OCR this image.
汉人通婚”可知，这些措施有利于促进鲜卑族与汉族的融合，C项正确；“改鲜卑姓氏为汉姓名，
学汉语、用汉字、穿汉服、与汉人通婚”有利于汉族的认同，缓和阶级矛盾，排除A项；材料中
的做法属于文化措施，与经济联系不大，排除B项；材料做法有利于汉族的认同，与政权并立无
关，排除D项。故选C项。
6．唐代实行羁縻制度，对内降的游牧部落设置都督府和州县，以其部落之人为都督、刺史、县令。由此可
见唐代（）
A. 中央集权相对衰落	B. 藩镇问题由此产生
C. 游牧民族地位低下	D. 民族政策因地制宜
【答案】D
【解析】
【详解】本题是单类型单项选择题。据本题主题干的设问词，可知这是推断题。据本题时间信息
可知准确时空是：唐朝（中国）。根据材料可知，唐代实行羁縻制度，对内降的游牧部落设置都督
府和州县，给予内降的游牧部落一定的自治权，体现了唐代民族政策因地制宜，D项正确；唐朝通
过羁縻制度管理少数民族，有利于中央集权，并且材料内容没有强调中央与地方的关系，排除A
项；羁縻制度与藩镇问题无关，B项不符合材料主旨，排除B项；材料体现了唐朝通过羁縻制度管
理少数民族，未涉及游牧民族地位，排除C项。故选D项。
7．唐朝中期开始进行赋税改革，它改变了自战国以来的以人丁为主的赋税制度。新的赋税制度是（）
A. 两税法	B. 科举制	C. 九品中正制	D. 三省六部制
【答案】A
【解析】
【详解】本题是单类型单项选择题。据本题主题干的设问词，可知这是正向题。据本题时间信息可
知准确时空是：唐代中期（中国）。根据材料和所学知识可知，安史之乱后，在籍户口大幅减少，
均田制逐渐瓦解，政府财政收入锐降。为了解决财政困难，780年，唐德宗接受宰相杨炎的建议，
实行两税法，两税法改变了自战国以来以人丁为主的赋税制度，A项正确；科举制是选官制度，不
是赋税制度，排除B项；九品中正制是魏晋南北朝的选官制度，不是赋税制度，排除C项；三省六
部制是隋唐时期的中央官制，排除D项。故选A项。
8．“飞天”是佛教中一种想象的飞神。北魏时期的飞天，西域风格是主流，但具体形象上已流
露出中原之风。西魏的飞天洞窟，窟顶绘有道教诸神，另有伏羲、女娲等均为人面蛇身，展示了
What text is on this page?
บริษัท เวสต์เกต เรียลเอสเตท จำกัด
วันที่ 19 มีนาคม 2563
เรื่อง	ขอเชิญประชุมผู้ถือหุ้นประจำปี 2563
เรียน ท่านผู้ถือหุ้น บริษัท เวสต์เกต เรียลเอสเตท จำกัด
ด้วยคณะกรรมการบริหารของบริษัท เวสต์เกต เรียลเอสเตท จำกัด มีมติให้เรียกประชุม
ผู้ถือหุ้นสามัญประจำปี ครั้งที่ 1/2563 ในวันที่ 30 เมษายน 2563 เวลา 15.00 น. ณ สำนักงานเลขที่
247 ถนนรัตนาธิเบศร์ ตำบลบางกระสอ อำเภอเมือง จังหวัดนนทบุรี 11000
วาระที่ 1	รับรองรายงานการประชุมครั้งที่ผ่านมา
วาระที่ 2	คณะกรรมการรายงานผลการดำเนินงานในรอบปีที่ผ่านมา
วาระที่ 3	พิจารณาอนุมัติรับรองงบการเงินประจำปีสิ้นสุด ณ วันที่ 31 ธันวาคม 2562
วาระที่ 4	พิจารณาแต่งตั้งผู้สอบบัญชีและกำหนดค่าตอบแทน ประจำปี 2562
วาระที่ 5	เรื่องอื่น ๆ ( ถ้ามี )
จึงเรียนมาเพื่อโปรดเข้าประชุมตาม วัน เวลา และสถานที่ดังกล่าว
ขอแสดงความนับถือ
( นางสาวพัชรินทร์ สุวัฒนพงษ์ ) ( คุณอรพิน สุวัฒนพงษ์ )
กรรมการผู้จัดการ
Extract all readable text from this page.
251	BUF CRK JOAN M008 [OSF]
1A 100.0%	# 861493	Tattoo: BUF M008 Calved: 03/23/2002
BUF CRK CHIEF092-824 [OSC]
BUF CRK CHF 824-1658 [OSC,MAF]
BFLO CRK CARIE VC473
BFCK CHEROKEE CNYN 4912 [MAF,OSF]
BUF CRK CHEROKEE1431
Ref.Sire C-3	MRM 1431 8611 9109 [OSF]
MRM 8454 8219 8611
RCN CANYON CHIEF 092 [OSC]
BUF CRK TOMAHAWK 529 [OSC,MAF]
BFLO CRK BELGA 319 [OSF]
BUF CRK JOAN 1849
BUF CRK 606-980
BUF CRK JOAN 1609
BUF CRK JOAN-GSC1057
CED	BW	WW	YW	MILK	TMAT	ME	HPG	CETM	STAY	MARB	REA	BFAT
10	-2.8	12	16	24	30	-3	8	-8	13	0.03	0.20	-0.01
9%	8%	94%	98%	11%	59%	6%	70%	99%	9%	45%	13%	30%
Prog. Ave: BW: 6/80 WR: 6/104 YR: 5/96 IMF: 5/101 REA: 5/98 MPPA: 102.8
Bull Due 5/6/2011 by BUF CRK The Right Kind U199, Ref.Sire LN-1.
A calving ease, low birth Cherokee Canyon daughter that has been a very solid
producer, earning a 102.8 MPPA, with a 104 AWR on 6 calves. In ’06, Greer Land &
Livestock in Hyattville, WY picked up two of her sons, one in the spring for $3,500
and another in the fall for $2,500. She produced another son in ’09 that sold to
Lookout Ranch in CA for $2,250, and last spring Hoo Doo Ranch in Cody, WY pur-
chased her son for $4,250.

[WHAT YOU WILL DO]
Tally up the lines in the preceding listing that contain the string "วาระท". Respond with the number and nothing else.

[RESPONSE TO THE TASK]
5